## start DATA ENTRIES

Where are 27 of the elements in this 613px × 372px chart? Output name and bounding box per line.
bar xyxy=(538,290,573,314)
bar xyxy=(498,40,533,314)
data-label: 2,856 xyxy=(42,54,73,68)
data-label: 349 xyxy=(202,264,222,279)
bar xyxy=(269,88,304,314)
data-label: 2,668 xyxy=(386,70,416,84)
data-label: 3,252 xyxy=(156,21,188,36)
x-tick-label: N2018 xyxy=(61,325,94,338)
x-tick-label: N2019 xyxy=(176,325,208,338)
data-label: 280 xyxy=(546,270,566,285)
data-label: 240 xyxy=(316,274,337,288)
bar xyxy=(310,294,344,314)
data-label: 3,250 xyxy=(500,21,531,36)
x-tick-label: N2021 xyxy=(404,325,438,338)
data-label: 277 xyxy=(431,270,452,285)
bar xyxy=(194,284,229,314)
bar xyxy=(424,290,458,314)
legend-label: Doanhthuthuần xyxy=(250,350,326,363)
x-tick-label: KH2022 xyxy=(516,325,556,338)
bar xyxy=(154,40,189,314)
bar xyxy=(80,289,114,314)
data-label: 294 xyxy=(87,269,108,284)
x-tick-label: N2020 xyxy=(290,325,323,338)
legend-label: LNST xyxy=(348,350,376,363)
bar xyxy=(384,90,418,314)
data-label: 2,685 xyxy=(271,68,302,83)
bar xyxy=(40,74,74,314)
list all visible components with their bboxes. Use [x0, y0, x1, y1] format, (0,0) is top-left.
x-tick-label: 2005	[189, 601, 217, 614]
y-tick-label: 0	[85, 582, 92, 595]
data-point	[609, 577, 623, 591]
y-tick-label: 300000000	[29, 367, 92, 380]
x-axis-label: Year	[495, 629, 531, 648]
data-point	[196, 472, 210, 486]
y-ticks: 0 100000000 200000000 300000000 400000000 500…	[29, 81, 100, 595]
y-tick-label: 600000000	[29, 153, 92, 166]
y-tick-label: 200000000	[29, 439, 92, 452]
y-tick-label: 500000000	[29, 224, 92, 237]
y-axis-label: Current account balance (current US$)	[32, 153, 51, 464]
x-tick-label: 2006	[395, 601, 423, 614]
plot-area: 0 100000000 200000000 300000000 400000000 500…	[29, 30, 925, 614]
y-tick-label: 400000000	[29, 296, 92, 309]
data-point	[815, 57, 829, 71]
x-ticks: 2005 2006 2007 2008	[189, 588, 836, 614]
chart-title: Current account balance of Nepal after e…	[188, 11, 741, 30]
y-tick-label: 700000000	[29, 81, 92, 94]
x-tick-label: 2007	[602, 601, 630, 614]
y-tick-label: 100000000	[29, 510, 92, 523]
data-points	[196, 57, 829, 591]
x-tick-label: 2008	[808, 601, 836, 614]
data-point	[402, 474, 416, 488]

## end DATA ENTRIES

EXERCISE REQUIREMENTS: Turn the stretch of the material above, from its first line through the line containing "224, 92, 237]", into a JSON list of strings with one string per line and blank lines omitted.

EXERCISE ANSWER:
[
  "Where are 27 of the elements in this 613px × 372px chart? Output name and bounding box per line.",
  "bar xyxy=(538,290,573,314)",
  "bar xyxy=(498,40,533,314)",
  "data-label: 2,856 xyxy=(42,54,73,68)",
  "data-label: 349 xyxy=(202,264,222,279)",
  "bar xyxy=(269,88,304,314)",
  "data-label: 2,668 xyxy=(386,70,416,84)",
  "data-label: 3,252 xyxy=(156,21,188,36)",
  "x-tick-label: N2018 xyxy=(61,325,94,338)",
  "x-tick-label: N2019 xyxy=(176,325,208,338)",
  "data-label: 280 xyxy=(546,270,566,285)",
  "data-label: 240 xyxy=(316,274,337,288)",
  "bar xyxy=(310,294,344,314)",
  "data-label: 3,250 xyxy=(500,21,531,36)",
  "x-tick-label: N2021 xyxy=(404,325,438,338)",
  "data-label: 277 xyxy=(431,270,452,285)",
  "bar xyxy=(194,284,229,314)",
  "bar xyxy=(424,290,458,314)",
  "legend-label: Doanhthuthuần xyxy=(250,350,326,363)",
  "x-tick-label: KH2022 xyxy=(516,325,556,338)",
  "bar xyxy=(154,40,189,314)",
  "bar xyxy=(80,289,114,314)",
  "data-label: 294 xyxy=(87,269,108,284)",
  "x-tick-label: N2020 xyxy=(290,325,323,338)",
  "legend-label: LNST xyxy=(348,350,376,363)",
  "bar xyxy=(384,90,418,314)",
  "data-label: 2,685 xyxy=(271,68,302,83)",
  "bar xyxy=(40,74,74,314)",
  "list all visible components with their bboxes. Use [x0, y0, x1, y1] format, (0,0) is top-left.",
  "x-tick-label: 2005\t[189, 601, 217, 614]",
  "y-tick-label: 0\t[85, 582, 92, 595]",
  "data-point\t[609, 577, 623, 591]",
  "y-tick-label: 300000000\t[29, 367, 92, 380]",
  "x-axis-label: Year\t[495, 629, 531, 648]",
  "data-point\t[196, 472, 210, 486]",
  "y-ticks: 0 100000000 200000000 300000000 400000000 500…\t[29, 81, 100, 595]",
  "y-tick-label: 600000000\t[29, 153, 92, 166]",
  "y-tick-label: 200000000\t[29, 439, 92, 452]",
  "y-tick-label: 500000000\t[29, 224, 92, 237]"
]